[Extracted records]
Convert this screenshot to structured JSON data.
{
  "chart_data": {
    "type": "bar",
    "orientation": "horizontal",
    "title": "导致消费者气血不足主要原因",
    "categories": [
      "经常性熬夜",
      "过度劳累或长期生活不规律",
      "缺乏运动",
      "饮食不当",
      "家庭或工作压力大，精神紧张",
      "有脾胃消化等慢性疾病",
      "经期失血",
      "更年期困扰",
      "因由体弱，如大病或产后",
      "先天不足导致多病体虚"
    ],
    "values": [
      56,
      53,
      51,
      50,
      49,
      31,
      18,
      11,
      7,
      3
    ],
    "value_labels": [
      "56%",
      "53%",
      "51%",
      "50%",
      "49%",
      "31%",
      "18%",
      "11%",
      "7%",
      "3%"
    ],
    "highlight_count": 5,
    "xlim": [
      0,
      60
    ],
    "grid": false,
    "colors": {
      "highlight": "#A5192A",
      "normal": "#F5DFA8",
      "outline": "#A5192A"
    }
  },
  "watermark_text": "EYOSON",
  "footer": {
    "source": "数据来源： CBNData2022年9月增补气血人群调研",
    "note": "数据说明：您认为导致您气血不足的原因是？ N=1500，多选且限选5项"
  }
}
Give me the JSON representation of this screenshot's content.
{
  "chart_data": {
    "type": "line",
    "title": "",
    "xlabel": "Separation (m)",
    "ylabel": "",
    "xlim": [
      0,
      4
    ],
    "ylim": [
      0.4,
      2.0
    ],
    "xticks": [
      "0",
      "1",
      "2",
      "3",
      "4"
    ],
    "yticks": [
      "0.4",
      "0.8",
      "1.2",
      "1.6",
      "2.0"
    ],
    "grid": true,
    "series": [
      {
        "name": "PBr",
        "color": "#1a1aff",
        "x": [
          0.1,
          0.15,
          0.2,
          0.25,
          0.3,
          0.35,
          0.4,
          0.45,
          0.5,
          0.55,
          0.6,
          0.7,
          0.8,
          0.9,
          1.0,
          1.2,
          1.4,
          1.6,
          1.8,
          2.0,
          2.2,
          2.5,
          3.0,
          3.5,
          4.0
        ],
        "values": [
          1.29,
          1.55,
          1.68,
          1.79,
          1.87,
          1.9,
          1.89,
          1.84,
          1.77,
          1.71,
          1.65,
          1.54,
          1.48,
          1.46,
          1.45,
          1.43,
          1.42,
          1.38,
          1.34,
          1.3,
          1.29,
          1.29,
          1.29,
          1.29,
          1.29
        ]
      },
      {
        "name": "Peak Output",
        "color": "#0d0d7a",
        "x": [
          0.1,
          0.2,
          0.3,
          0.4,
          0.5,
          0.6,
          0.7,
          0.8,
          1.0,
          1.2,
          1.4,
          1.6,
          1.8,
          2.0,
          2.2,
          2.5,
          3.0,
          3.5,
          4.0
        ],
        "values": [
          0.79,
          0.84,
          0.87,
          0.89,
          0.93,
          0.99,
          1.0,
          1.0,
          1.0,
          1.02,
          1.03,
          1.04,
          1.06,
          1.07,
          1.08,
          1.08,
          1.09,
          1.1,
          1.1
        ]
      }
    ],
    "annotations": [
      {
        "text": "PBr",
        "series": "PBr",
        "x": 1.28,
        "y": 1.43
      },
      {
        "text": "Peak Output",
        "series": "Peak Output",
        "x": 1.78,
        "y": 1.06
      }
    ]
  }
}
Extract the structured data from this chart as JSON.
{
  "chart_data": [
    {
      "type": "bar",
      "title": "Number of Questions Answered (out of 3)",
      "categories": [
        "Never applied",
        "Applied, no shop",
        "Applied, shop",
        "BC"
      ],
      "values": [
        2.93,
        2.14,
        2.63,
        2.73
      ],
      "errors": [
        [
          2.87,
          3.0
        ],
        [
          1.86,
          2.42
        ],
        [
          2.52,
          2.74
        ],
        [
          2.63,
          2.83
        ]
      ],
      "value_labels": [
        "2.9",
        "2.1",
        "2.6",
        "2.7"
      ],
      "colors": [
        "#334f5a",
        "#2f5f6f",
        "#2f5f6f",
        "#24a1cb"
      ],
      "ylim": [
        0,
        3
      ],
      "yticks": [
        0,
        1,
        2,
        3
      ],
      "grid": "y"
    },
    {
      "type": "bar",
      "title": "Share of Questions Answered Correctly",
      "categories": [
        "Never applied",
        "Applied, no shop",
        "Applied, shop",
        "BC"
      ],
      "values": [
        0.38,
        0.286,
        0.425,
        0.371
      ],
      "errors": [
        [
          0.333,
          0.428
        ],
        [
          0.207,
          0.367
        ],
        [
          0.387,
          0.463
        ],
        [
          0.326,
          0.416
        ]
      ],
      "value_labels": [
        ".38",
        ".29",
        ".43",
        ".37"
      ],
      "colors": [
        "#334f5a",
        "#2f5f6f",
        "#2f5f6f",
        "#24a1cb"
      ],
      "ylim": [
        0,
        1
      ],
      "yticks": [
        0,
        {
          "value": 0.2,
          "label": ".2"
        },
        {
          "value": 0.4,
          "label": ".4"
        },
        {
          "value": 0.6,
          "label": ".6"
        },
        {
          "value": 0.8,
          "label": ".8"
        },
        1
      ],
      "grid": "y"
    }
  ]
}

» **What this task involves**: Using the exact wording, write out all of the records.

» **Reply to the exercise**:
Convert this screenshot to structured JSON data.
{
  "chart_data": {
    "type": "bar",
    "orientation": "horizontal",
    "title": "导致消费者气血不足主要原因",
    "categories": [
      "经常性熬夜",
      "过度劳累或长期生活不规律",
      "缺乏运动",
      "饮食不当",
      "家庭或工作压力大，精神紧张",
      "有脾胃消化等慢性疾病",
      "经期失血",
      "更年期困扰",
      "因由体弱，如大病或产后",
      "先天不足导致多病体虚"
    ],
    "values": [
      56,
      53,
      51,
      50,
      49,
      31,
      18,
      11,
      7,
      3
    ],
    "value_labels": [
      "56%",
      "53%",
      "51%",
      "50%",
      "49%",
      "31%",
      "18%",
      "11%",
      "7%",
      "3%"
    ],
    "highlight_count": 5,
    "xlim": [
      0,
      60
    ],
    "grid": false,
    "colors": {
      "highlight": "#A5192A",
      "normal": "#F5DFA8",
      "outline": "#A5192A"
    }
  },
  "watermark_text": "EYOSON",
  "footer": {
    "source": "数据来源： CBNData2022年9月增补气血人群调研",
    "note": "数据说明：您认为导致您气血不足的原因是？ N=1500，多选且限选5项"
  }
}
Give me the JSON representation of this screenshot's content.
{
  "chart_data": {
    "type": "line",
    "title": "",
    "xlabel": "Separation (m)",
    "ylabel": "",
    "xlim": [
      0,
      4
    ],
    "ylim": [
      0.4,
      2.0
    ],
    "xticks": [
      "0",
      "1",
      "2",
      "3",
      "4"
    ],
    "yticks": [
      "0.4",
      "0.8",
      "1.2",
      "1.6",
      "2.0"
    ],
    "grid": true,
    "series": [
      {
        "name": "PBr",
        "color": "#1a1aff",
        "x": [
          0.1,
          0.15,
          0.2,
          0.25,
          0.3,
          0.35,
          0.4,
          0.45,
          0.5,
          0.55,
          0.6,
          0.7,
          0.8,
          0.9,
          1.0,
          1.2,
          1.4,
          1.6,
          1.8,
          2.0,
          2.2,
          2.5,
          3.0,
          3.5,
          4.0
        ],
        "values": [
          1.29,
          1.55,
          1.68,
          1.79,
          1.87,
          1.9,
          1.89,
          1.84,
          1.77,
          1.71,
          1.65,
          1.54,
          1.48,
          1.46,
          1.45,
          1.43,
          1.42,
          1.38,
          1.34,
          1.3,
          1.29,
          1.29,
          1.29,
          1.29,
          1.29
        ]
      },
      {
        "name": "Peak Output",
        "color": "#0d0d7a",
        "x": [
          0.1,
          0.2,
          0.3,
          0.4,
          0.5,
          0.6,
          0.7,
          0.8,
          1.0,
          1.2,
          1.4,
          1.6,
          1.8,
          2.0,
          2.2,
          2.5,
          3.0,
          3.5,
          4.0
        ],
        "values": [
          0.79,
          0.84,
          0.87,
          0.89,
          0.93,
          0.99,
          1.0,
          1.0,
          1.0,
          1.02,
          1.03,
          1.04,
          1.06,
          1.07,
          1.08,
          1.08,
          1.09,
          1.1,
          1.1
        ]
      }
    ],
    "annotations": [
      {
        "text": "PBr",
        "series": "PBr",
        "x": 1.28,
        "y": 1.43
      },
      {
        "text": "Peak Output",
        "series": "Peak Output",
        "x": 1.78,
        "y": 1.06
      }
    ]
  }
}
Extract the structured data from this chart as JSON.
{
  "chart_data": [
    {
      "type": "bar",
      "title": "Number of Questions Answered (out of 3)",
      "categories": [
        "Never applied",
        "Applied, no shop",
        "Applied, shop",
        "BC"
      ],
      "values": [
        2.93,
        2.14,
        2.63,
        2.73
      ],
      "errors": [
        [
          2.87,
          3.0
        ],
        [
          1.86,
          2.42
        ],
        [
          2.52,
          2.74
        ],
        [
          2.63,
          2.83
        ]
      ],
      "value_labels": [
        "2.9",
        "2.1",
        "2.6",
        "2.7"
      ],
      "colors": [
        "#334f5a",
        "#2f5f6f",
        "#2f5f6f",
        "#24a1cb"
      ],
      "ylim": [
        0,
        3
      ],
      "yticks": [
        0,
        1,
        2,
        3
      ],
      "grid": "y"
    },
    {
      "type": "bar",
      "title": "Share of Questions Answered Correctly",
      "categories": [
        "Never applied",
        "Applied, no shop",
        "Applied, shop",
        "BC"
      ],
      "values": [
        0.38,
        0.286,
        0.425,
        0.371
      ],
      "errors": [
        [
          0.333,
          0.428
        ],
        [
          0.207,
          0.367
        ],
        [
          0.387,
          0.463
        ],
        [
          0.326,
          0.416
        ]
      ],
      "value_labels": [
        ".38",
        ".29",
        ".43",
        ".37"
      ],
      "colors": [
        "#334f5a",
        "#2f5f6f",
        "#2f5f6f",
        "#24a1cb"
      ],
      "ylim": [
        0,
        1
      ],
      "yticks": [
        0,
        {
          "value": 0.2,
          "label": ".2"
        },
        {
          "value": 0.4,
          "label": ".4"
        },
        {
          "value": 0.6,
          "label": ".6"
        },
        {
          "value": 0.8,
          "label": ".8"
        },
        1
      ],
      "grid": "y"
    }
  ]
}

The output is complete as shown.